[TASK DETAILS]:
Locate every line below that contains the word "test" and copy it.

********

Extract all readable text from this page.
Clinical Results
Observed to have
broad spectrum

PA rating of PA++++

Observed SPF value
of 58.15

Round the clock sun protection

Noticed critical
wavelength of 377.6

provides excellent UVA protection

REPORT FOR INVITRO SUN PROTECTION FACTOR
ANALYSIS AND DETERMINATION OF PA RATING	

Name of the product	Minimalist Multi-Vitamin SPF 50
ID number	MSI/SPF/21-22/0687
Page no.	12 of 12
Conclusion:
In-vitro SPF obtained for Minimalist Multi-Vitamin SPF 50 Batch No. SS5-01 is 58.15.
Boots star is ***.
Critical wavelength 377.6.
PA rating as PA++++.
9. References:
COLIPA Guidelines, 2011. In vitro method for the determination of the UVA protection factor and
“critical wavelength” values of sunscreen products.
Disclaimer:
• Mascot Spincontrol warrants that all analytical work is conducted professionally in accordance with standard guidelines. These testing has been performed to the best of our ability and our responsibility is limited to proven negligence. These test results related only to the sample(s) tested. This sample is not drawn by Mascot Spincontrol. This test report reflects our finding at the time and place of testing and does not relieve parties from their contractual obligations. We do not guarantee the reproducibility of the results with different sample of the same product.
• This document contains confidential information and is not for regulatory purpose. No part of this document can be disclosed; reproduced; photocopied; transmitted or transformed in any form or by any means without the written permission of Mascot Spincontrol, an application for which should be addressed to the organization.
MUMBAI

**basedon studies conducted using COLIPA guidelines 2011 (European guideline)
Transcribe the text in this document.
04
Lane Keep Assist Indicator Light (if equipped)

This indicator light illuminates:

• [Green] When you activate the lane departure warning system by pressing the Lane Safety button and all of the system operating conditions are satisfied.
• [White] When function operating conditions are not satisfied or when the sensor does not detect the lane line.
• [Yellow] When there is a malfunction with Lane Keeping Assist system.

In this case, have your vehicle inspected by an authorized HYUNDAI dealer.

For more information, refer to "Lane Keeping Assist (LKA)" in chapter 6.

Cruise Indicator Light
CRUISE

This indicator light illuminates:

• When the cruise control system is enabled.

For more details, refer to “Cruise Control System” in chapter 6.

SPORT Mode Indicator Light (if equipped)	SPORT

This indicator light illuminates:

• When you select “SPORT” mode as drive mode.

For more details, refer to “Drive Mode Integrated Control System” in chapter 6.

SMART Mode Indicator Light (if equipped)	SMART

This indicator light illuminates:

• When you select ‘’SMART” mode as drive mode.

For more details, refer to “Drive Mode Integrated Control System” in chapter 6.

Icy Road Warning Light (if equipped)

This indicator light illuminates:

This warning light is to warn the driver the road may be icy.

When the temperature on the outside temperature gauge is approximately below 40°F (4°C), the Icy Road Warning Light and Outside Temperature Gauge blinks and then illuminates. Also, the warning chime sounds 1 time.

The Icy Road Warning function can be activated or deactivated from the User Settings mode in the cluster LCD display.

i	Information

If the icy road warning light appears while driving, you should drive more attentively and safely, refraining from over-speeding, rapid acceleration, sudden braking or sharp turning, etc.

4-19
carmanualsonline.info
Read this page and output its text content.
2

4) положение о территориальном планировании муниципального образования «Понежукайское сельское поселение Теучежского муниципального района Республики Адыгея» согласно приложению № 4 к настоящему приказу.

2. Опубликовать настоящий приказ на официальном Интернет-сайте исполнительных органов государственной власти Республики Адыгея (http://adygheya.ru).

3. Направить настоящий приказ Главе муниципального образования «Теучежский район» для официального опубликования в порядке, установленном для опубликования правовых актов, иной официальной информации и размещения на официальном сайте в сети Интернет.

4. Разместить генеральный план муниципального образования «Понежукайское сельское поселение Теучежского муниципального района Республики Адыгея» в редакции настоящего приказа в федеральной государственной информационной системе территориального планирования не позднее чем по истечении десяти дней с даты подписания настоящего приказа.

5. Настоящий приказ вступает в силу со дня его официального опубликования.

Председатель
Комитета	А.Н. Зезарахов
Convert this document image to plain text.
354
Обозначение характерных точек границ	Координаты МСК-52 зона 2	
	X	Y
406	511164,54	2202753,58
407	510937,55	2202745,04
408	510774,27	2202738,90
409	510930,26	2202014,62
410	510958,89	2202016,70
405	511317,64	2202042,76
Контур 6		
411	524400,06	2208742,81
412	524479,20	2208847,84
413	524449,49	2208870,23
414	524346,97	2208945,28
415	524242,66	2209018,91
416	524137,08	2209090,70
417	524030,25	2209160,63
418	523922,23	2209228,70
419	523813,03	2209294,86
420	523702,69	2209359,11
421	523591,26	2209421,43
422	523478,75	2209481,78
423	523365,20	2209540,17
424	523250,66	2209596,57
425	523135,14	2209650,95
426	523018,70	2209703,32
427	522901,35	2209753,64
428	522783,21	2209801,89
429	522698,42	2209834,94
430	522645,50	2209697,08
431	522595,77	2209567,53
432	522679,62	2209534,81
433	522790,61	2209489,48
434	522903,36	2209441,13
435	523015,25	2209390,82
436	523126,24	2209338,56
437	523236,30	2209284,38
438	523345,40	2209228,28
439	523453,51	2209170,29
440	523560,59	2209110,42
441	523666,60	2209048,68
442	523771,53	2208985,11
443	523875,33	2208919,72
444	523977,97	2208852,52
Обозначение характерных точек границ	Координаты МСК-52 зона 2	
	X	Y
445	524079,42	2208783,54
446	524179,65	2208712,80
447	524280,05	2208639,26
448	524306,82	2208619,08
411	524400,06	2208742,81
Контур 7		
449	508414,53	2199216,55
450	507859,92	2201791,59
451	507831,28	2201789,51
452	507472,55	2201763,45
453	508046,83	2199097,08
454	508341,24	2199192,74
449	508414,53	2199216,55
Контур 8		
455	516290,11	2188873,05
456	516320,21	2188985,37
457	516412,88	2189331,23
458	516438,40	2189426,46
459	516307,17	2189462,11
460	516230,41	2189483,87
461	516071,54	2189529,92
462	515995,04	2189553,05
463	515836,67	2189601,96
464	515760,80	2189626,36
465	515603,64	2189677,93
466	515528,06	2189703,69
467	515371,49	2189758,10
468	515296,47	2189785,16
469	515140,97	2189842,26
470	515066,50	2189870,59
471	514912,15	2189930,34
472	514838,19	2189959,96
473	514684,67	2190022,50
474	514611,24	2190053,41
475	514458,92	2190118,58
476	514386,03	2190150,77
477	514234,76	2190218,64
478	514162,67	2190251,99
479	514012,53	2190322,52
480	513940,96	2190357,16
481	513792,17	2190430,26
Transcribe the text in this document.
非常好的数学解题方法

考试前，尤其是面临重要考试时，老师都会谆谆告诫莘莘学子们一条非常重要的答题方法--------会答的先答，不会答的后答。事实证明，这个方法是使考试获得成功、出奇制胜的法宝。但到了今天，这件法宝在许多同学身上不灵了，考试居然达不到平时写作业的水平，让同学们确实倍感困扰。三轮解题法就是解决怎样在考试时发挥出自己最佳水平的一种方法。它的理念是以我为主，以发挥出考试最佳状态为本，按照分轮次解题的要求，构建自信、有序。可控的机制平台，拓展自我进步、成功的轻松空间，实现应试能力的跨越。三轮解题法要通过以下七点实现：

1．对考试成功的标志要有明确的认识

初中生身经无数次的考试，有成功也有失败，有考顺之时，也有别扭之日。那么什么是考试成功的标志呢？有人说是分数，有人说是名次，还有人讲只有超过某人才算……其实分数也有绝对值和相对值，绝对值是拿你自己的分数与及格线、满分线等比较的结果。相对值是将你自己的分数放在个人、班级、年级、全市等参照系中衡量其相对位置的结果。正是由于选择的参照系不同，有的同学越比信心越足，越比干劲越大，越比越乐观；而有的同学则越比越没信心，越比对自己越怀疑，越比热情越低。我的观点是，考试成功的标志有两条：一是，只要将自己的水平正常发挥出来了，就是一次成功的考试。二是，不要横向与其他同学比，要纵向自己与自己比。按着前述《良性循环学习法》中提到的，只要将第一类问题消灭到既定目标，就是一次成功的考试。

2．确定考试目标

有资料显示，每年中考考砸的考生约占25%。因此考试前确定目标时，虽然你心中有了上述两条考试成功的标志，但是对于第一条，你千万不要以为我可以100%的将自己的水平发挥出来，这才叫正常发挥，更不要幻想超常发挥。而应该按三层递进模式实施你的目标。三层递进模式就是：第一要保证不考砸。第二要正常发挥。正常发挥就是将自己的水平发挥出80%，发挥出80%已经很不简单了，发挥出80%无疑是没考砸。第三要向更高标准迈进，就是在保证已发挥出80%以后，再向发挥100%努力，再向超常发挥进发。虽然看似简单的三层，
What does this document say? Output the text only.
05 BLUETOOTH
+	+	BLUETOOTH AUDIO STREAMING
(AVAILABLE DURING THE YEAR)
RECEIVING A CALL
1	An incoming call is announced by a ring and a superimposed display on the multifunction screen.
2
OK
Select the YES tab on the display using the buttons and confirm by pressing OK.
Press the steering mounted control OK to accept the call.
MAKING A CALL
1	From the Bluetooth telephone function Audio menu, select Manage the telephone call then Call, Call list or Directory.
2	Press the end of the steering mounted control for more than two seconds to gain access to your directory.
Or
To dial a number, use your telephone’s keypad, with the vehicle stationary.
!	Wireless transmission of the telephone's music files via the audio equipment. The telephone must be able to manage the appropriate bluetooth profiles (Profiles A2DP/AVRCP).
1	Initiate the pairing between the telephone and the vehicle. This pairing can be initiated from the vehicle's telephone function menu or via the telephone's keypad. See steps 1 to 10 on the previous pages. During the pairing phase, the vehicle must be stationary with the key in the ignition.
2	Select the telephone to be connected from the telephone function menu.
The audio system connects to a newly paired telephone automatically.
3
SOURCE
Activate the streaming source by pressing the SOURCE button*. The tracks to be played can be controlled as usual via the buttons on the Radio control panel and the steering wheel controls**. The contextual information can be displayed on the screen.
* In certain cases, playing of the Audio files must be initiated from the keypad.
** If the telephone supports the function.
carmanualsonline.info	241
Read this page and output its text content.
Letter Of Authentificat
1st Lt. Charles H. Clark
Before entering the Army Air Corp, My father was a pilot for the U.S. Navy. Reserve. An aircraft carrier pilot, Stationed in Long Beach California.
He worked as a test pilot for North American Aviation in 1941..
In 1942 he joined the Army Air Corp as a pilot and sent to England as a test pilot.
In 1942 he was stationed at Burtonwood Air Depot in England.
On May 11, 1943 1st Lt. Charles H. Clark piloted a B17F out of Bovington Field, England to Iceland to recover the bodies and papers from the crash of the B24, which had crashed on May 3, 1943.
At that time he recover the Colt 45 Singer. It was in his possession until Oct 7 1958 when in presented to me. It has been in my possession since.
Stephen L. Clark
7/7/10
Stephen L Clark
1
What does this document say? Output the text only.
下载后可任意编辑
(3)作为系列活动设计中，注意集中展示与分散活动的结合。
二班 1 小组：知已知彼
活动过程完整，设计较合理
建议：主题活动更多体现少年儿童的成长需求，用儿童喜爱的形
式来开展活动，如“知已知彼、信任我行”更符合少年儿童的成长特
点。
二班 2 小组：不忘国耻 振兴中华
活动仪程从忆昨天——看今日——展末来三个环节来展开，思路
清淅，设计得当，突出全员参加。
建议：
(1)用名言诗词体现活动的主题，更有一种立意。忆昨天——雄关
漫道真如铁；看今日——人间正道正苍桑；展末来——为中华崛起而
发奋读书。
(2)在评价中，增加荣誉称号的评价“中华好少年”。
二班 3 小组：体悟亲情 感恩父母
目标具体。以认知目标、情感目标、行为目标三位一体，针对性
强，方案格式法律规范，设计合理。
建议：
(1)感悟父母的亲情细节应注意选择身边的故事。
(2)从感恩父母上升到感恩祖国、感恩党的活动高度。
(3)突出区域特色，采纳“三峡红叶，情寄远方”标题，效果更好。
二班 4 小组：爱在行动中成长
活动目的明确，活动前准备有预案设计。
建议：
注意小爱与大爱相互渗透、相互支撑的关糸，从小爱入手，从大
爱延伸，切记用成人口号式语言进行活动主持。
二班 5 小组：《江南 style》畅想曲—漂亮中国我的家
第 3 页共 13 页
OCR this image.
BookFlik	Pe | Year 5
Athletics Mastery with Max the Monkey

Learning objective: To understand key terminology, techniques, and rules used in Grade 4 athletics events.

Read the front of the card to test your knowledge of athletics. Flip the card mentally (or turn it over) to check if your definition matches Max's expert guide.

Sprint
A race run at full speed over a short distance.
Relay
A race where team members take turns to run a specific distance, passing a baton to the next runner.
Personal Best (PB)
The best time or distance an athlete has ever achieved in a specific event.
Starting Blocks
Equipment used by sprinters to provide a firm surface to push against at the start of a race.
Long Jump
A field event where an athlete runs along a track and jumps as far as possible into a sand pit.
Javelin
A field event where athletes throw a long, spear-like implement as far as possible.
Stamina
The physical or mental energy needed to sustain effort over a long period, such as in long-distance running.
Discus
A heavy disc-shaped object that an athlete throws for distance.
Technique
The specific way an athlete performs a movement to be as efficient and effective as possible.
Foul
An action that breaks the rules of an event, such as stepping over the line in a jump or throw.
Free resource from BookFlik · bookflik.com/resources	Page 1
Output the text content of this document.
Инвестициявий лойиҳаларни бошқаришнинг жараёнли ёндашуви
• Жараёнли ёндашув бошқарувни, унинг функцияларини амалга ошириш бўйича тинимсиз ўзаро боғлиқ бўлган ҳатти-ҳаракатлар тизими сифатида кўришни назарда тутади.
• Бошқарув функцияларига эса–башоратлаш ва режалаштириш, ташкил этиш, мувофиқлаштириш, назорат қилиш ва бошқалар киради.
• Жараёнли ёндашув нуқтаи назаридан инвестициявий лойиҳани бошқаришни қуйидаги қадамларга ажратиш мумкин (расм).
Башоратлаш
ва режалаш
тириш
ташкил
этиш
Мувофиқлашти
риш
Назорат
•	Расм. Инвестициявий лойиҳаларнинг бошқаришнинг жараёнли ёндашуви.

********

[REPLY]:
• Mascot Spincontrol warrants that all analytical work is conducted professionally in accordance with standard guidelines. These testing has been performed to the best of our ability and our responsibility is limited to proven negligence. These test results related only to the sample(s) tested. This sample is not drawn by Mascot Spincontrol. This test report reflects our finding at the time and place of testing and does not relieve parties from their contractual obligations. We do not guarantee the reproducibility of the results with different sample of the same product.
He worked as a test pilot for North American Aviation in 1941..
In 1942 he joined the Army Air Corp as a pilot and sent to England as a test pilot.
Read the front of the card to test your knowledge of athletics. Flip the card mentally (or turn it over) to check if your definition matches Max's expert guide.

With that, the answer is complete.